◆ **WORK TO DO**
Repeat the data below exactly, dropping any pictures it holds.

-.-.-

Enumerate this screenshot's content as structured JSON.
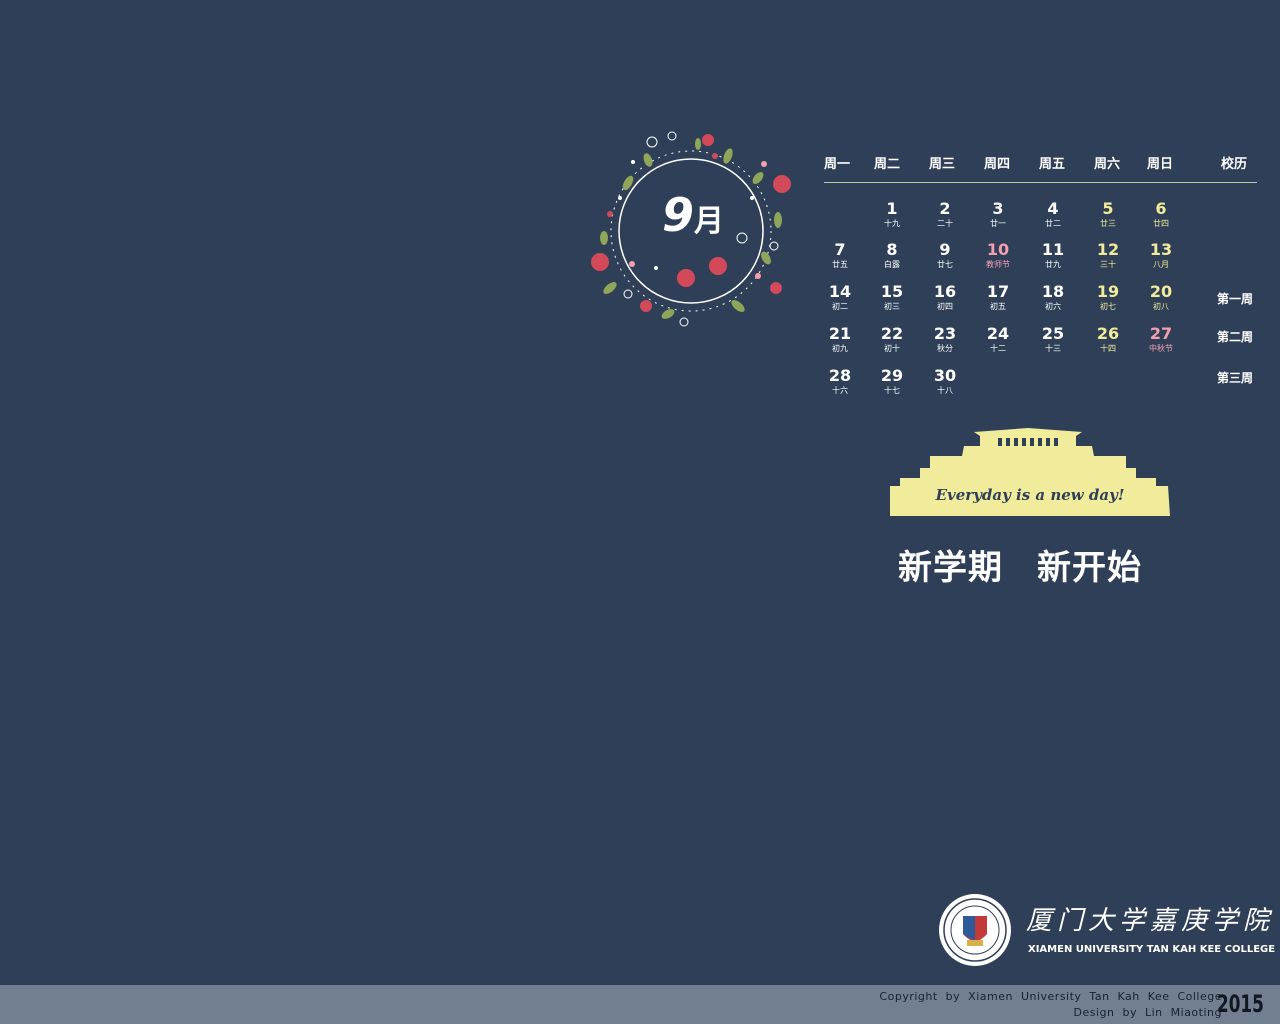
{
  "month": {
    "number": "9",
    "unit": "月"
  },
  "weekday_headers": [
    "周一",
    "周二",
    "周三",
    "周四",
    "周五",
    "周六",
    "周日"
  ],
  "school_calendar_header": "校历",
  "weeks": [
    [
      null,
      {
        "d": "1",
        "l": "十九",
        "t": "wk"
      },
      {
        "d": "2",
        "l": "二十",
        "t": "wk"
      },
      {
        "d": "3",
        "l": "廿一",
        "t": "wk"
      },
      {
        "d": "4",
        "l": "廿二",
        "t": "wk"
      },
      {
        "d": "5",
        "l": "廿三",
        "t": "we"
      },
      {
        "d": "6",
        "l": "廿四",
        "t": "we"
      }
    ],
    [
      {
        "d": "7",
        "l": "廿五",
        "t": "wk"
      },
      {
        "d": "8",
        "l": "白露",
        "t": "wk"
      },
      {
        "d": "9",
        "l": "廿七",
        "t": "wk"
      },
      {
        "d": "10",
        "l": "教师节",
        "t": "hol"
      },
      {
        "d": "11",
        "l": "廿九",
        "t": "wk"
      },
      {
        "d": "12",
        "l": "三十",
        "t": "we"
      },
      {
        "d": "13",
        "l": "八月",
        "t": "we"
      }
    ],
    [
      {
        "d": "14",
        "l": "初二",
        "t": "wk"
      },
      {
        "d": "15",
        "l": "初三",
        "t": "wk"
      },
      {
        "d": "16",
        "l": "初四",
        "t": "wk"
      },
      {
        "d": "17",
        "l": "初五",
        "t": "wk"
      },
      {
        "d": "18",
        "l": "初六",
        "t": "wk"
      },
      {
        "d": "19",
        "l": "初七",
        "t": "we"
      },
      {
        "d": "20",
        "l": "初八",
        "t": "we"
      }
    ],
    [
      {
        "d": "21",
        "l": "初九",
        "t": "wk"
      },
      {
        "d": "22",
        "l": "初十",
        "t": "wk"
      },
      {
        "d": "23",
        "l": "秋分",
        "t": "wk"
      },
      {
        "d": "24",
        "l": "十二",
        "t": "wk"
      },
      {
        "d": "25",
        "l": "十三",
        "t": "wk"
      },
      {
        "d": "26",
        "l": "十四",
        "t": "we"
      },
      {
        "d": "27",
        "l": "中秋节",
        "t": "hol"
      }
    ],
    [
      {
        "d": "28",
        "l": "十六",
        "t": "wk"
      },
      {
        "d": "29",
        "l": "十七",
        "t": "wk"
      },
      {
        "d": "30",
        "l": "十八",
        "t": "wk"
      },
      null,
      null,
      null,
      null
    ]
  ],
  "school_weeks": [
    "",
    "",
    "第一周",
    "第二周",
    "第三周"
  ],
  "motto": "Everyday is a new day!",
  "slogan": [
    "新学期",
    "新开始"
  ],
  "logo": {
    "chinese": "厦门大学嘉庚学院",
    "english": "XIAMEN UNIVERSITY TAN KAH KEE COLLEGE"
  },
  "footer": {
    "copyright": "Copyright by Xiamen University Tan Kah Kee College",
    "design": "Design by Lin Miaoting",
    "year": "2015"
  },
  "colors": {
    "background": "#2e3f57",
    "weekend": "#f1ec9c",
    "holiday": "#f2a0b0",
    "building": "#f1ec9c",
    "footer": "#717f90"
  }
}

-.-.-

◆ **RESPONSE TO THIS TASK**
Enumerate this screenshot's content as structured JSON.
{
  "month": {
    "number": "9",
    "unit": "月"
  },
  "weekday_headers": [
    "周一",
    "周二",
    "周三",
    "周四",
    "周五",
    "周六",
    "周日"
  ],
  "school_calendar_header": "校历",
  "weeks": [
    [
      null,
      {
        "d": "1",
        "l": "十九",
        "t": "wk"
      },
      {
        "d": "2",
        "l": "二十",
        "t": "wk"
      },
      {
        "d": "3",
        "l": "廿一",
        "t": "wk"
      },
      {
        "d": "4",
        "l": "廿二",
        "t": "wk"
      },
      {
        "d": "5",
        "l": "廿三",
        "t": "we"
      },
      {
        "d": "6",
        "l": "廿四",
        "t": "we"
      }
    ],
    [
      {
        "d": "7",
        "l": "廿五",
        "t": "wk"
      },
      {
        "d": "8",
        "l": "白露",
        "t": "wk"
      },
      {
        "d": "9",
        "l": "廿七",
        "t": "wk"
      },
      {
        "d": "10",
        "l": "教师节",
        "t": "hol"
      },
      {
        "d": "11",
        "l": "廿九",
        "t": "wk"
      },
      {
        "d": "12",
        "l": "三十",
        "t": "we"
      },
      {
        "d": "13",
        "l": "八月",
        "t": "we"
      }
    ],
    [
      {
        "d": "14",
        "l": "初二",
        "t": "wk"
      },
      {
        "d": "15",
        "l": "初三",
        "t": "wk"
      },
      {
        "d": "16",
        "l": "初四",
        "t": "wk"
      },
      {
        "d": "17",
        "l": "初五",
        "t": "wk"
      },
      {
        "d": "18",
        "l": "初六",
        "t": "wk"
      },
      {
        "d": "19",
        "l": "初七",
        "t": "we"
      },
      {
        "d": "20",
        "l": "初八",
        "t": "we"
      }
    ],
    [
      {
        "d": "21",
        "l": "初九",
        "t": "wk"
      },
      {
        "d": "22",
        "l": "初十",
        "t": "wk"
      },
      {
        "d": "23",
        "l": "秋分",
        "t": "wk"
      },
      {
        "d": "24",
        "l": "十二",
        "t": "wk"
      },
      {
        "d": "25",
        "l": "十三",
        "t": "wk"
      },
      {
        "d": "26",
        "l": "十四",
        "t": "we"
      },
      {
        "d": "27",
        "l": "中秋节",
        "t": "hol"
      }
    ],
    [
      {
        "d": "28",
        "l": "十六",
        "t": "wk"
      },
      {
        "d": "29",
        "l": "十七",
        "t": "wk"
      },
      {
        "d": "30",
        "l": "十八",
        "t": "wk"
      },
      null,
      null,
      null,
      null
    ]
  ],
  "school_weeks": [
    "",
    "",
    "第一周",
    "第二周",
    "第三周"
  ],
  "motto": "Everyday is a new day!",
  "slogan": [
    "新学期",
    "新开始"
  ],
  "logo": {
    "chinese": "厦门大学嘉庚学院",
    "english": "XIAMEN UNIVERSITY TAN KAH KEE COLLEGE"
  },
  "footer": {
    "copyright": "Copyright by Xiamen University Tan Kah Kee College",
    "design": "Design by Lin Miaoting",
    "year": "2015"
  },
  "colors": {
    "background": "#2e3f57",
    "weekend": "#f1ec9c",
    "holiday": "#f2a0b0",
    "building": "#f1ec9c",
    "footer": "#717f90"
  }
}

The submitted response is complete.